Spaulding v. State Farm Mut. Ins. Co., 19771
Decision Date | 11 February 1974 |
Docket Number | No. 19771,19771 |
Citation | 202 S.E.2d 653,262 S.C. 95 |
Court | South Carolina Supreme Court |
Parties | Inez Weeks SPAULDING, Appellant, v. STATE FARM MUTUAL INSURANCE COMPANY, Respondent. |
Padgett, Altman & Fuller, North Charleston, for appellant.
Grimball & Cabaniss, Charleston, for respondent.
This controversy began with a three-car collision, in which an unidentified automobile collided with an automobile operated by one Goude, causing the Goude automobile to collide with plaintiff's vehicle. Plaintiff's tort action against Goude and 'John Doe,' as operator of the unknown vehicle, resulted in a verdict in plaintiff's favor against 'John Doe' alone for $7,500.00, thus exonerating Goude. Plaintiff then brought this action to recover the amount of the judgment against hre automobile liability insurer on the uninsured motorist endorsement of her policy. She was denied recovery on the sole ground that the facts stated do not meet the 'physical contact' requirement of Section 46--750.34, 1962 Code of Laws (Supp.1971). The primary issue on this appeal by plaintiff is whether the court erred in construing the statute as requiring direct physical contact between the unknown vehicle and the vehicle occupied by plaintiff.

● ● ● ● ● ● ●

Exercise requirements -
• 1. Transcribe from the case summary the passage that begins at the words "Spaulding v. State" and stops after the words "Charleston, for appellant.".
• 2. Answer these questions from the case summary:
(a) Which court decided the case?
(b) What was the amount of the verdict against 'John Doe'?
(c) Which firm appeared for the respondent?

Dataset excerpt -
● ● ● ● ● ● ●

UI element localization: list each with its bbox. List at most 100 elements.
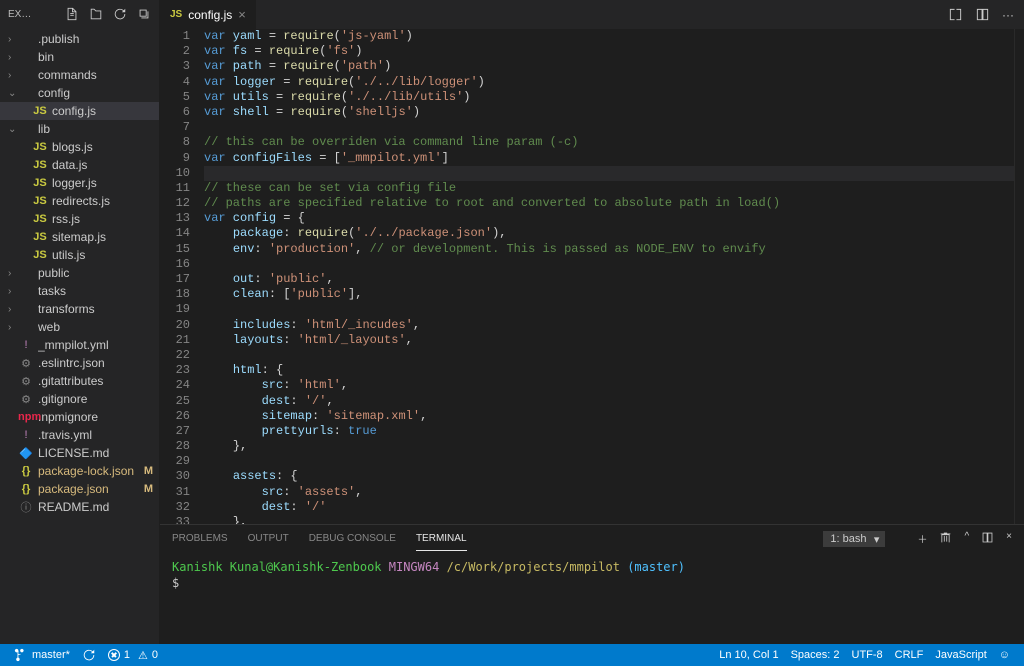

● ● ● ● ● ● ●

Task responses -
• 1.
Spaulding v. State Farm Mut. Ins. Co., 19771
Decision Date | 11 February 1974 |
Docket Number | No. 19771,19771 |
Citation | 202 S.E.2d 653,262 S.C. 95 |
Court | South Carolina Supreme Court |
Parties | Inez Weeks SPAULDING, Appellant, v. STATE FARM MUTUAL INSURANCE COMPANY, Respondent. |
Padgett, Altman & Fuller, North Charleston, for appellant.

• 2.
(a) The South Carolina Supreme Court.
(b) $7,500.00.
(c) Grimball & Cabaniss, Charleston.